# [AIM OF THE TASK]
Locate the lines where "subtitle" occurs and copy them as they stand.

# [DATA FOR THIS TASK]
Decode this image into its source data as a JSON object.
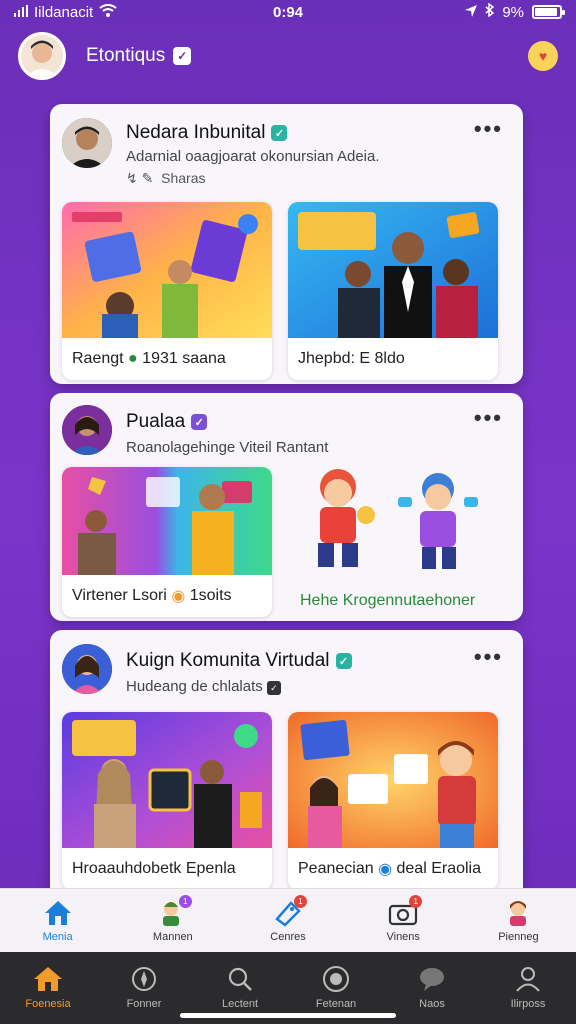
{
  "status": {
    "carrier": "Iildanacit",
    "time": "0:94",
    "battery_text": "9%",
    "battery_level": 0.9
  },
  "header": {
    "title": "Etontiqus",
    "badge": "✓"
  },
  "cards": [
    {
      "title": "Nedara Inbunital",
      "verified_color": "#2ab3a0",
      "subtitle": "Adarnial oaagjoarat okonursian Adeia.",
      "meta": "Sharas",
      "tiles": [
        {
          "label": "Raengt",
          "label2": "1931 saana"
        },
        {
          "label": "Jhepbd: E 8ldo"
        }
      ]
    },
    {
      "title": "Pualaa",
      "verified_color": "#7b4fd6",
      "subtitle": "Roanolagehinge Viteil Rantant",
      "tiles": [
        {
          "label": "Virtener Lsori",
          "label2": "1soits"
        },
        {
          "label": "Hehe Krogennutaehoner",
          "label_color": "#2a8a3a"
        }
      ]
    },
    {
      "title": "Kuign Komunita Virtudal",
      "verified_color": "#2ab3a0",
      "subtitle": "Hudeang de chlalats",
      "tiles": [
        {
          "label": "Hroaauhdobetk Epenla"
        },
        {
          "label": "Peanecian",
          "label2": "deal Eraolia"
        }
      ]
    }
  ],
  "bottom_nav": [
    {
      "label": "Menia",
      "icon": "home-icon",
      "active": true
    },
    {
      "label": "Mannen",
      "icon": "friends-icon",
      "badge": "1"
    },
    {
      "label": "Cenres",
      "icon": "tag-icon",
      "badge": "1"
    },
    {
      "label": "Vinens",
      "icon": "camera-icon",
      "badge": "1"
    },
    {
      "label": "Pienneg",
      "icon": "profile-icon"
    }
  ],
  "system_nav": [
    {
      "label": "Foenesia",
      "icon": "home-icon",
      "active": true
    },
    {
      "label": "Fonner",
      "icon": "compass-icon"
    },
    {
      "label": "Lectent",
      "icon": "search-icon"
    },
    {
      "label": "Fetenan",
      "icon": "record-icon"
    },
    {
      "label": "Naos",
      "icon": "chat-icon"
    },
    {
      "label": "Ilirposs",
      "icon": "user-icon"
    }
  ],
  "colors": {
    "background": "#6a2fb8",
    "accent_blue": "#1b7fd9",
    "accent_orange": "#f39a2c"
  }
}
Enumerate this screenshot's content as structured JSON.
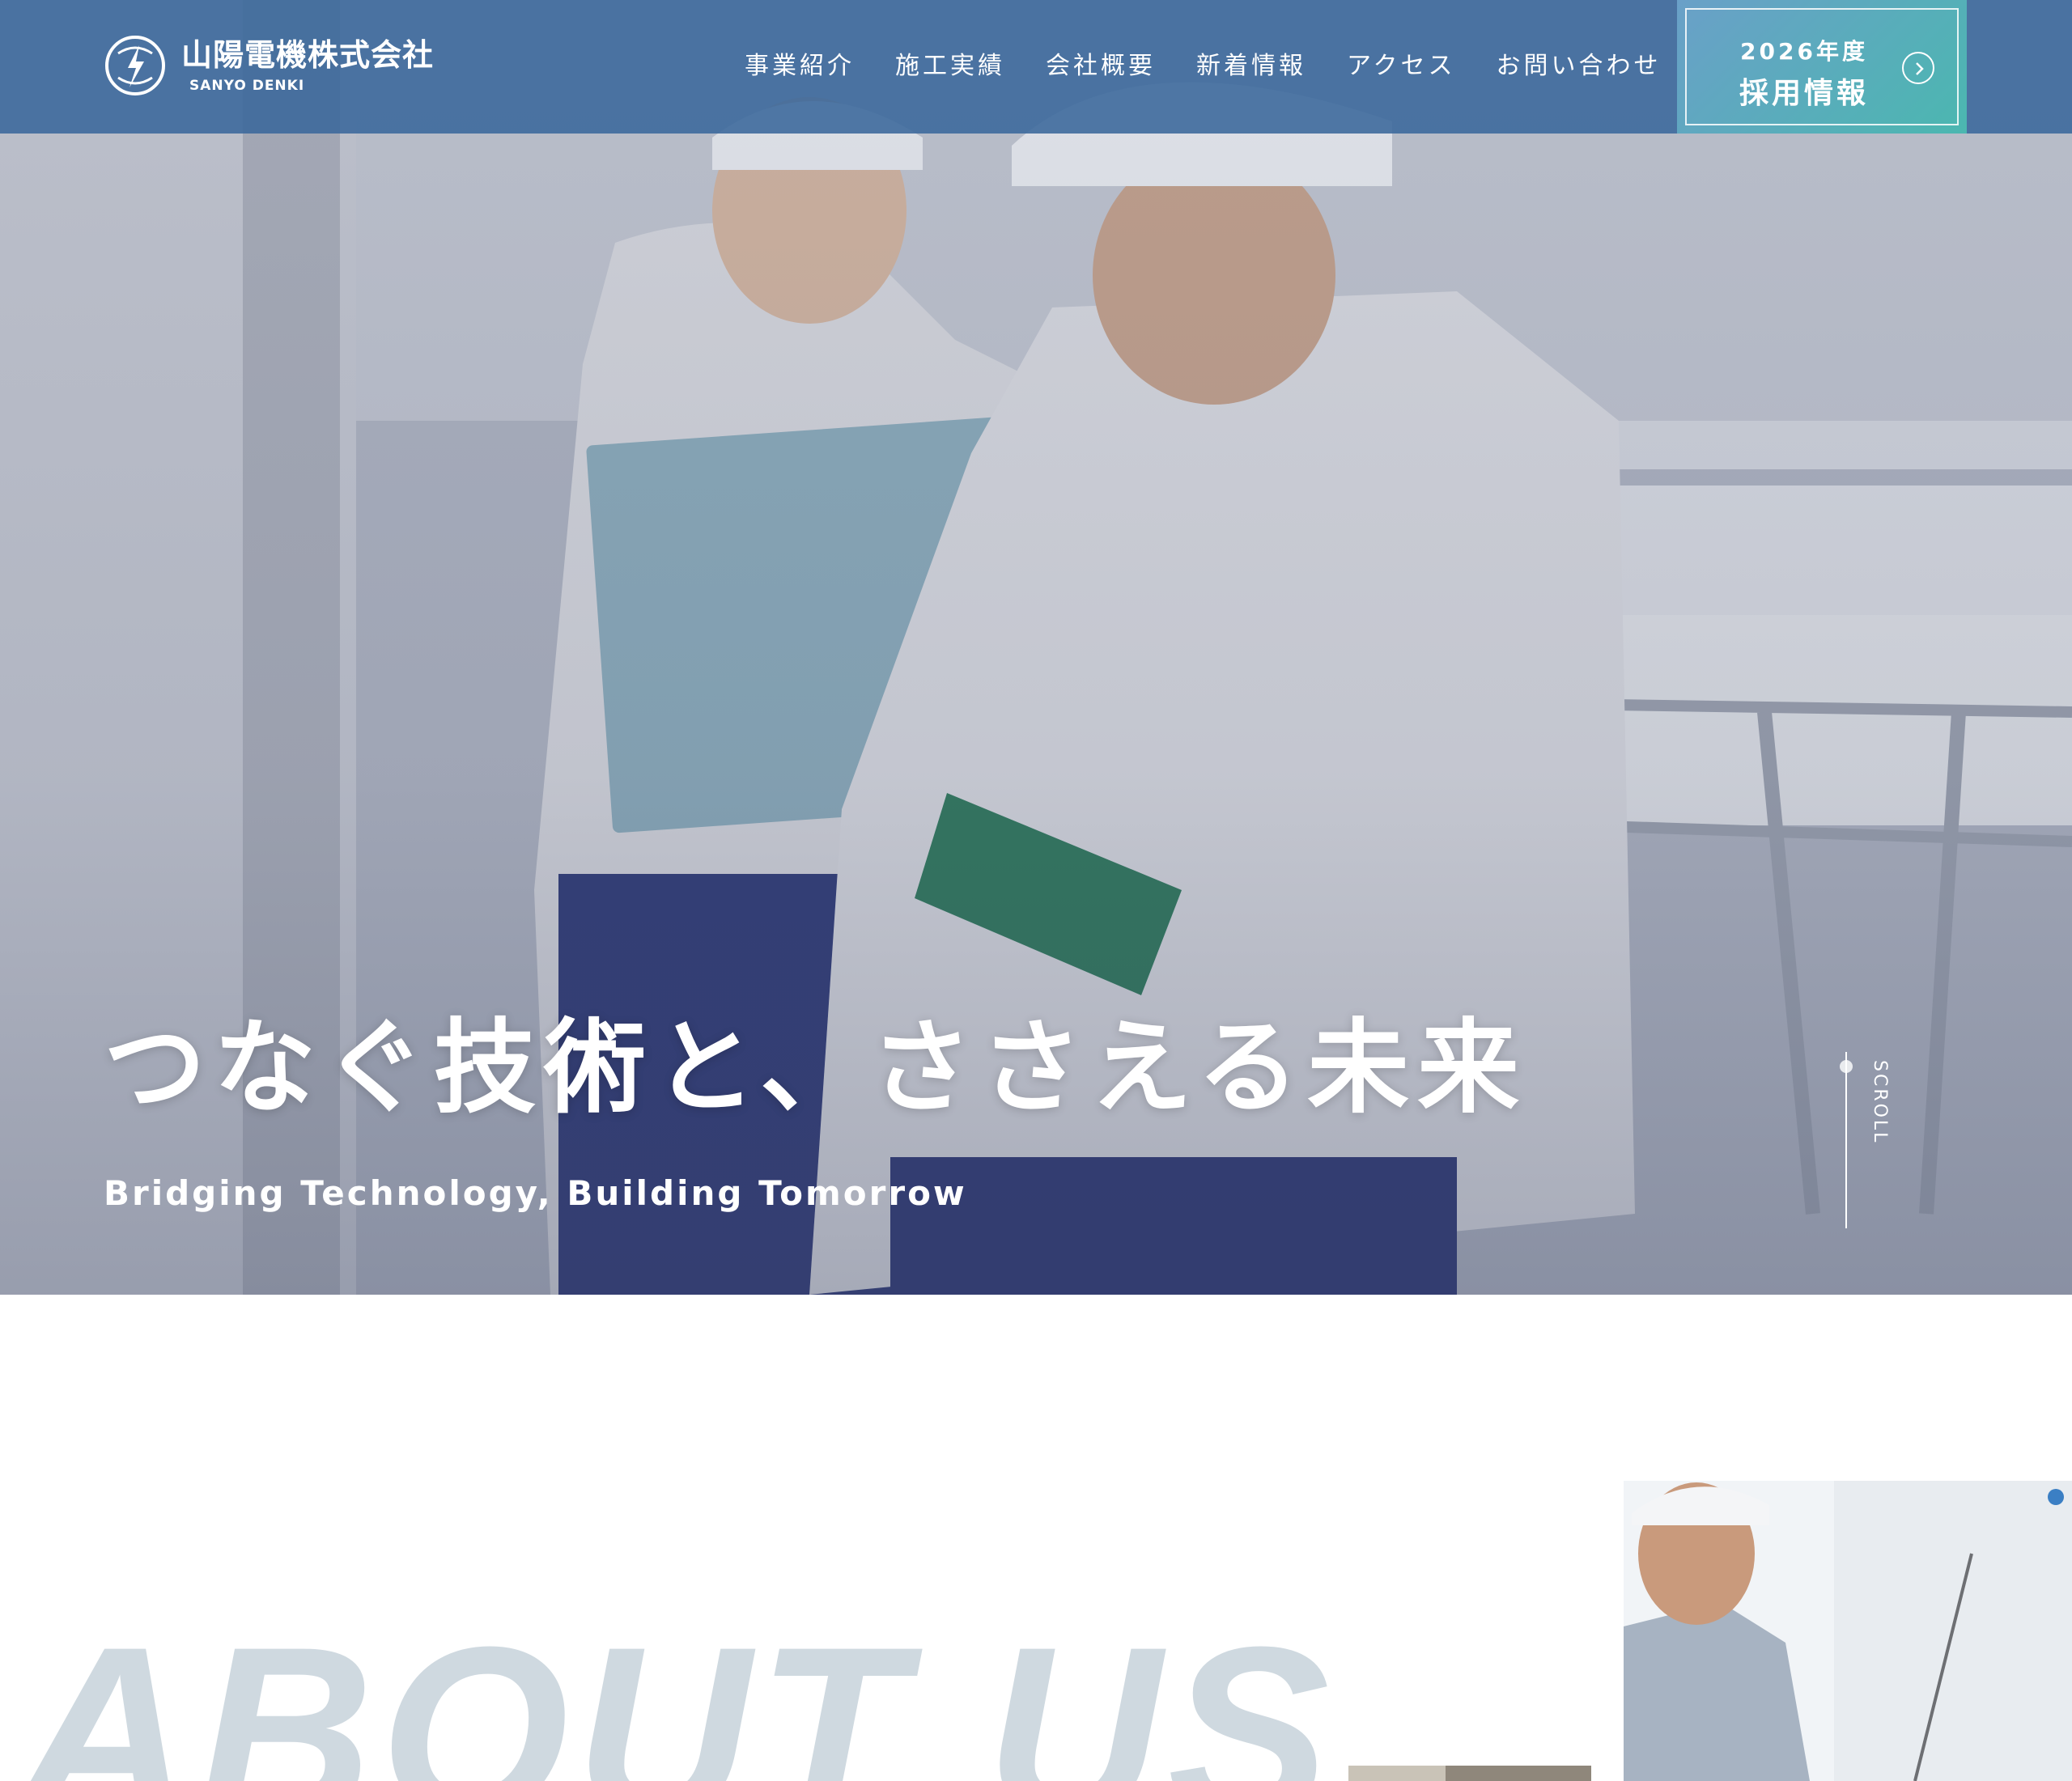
{
  "header": {
    "logo": {
      "name_jp": "山陽電機株式会社",
      "name_en": "SANYO DENKI"
    },
    "nav": [
      {
        "label": "事業紹介"
      },
      {
        "label": "施工実績"
      },
      {
        "label": "会社概要"
      },
      {
        "label": "新着情報"
      },
      {
        "label": "アクセス"
      },
      {
        "label": "お問い合わせ"
      }
    ],
    "recruit": {
      "year": "2026年度",
      "label": "採用情報"
    }
  },
  "hero": {
    "title": "つなぐ技術と、ささえる未来",
    "subtitle": "Bridging Technology, Building Tomorrow",
    "scroll": "SCROLL"
  },
  "about": {
    "bg_text": "ABOUT US"
  },
  "colors": {
    "header_bg": "#3a689b",
    "recruit_gradient_start": "#6aa0c8",
    "recruit_gradient_end": "#4bb7b0",
    "about_bg_text": "#cfd9e0"
  }
}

# [TASK SOLUTION]
      "subtitle": "Adarnial oaagjoarat okonursian Adeia.",
      "subtitle": "Roanolagehinge Viteil Rantant",
      "subtitle": "Hudeang de chlalats",
    "subtitle": "Bridging Technology, Building Tomorrow",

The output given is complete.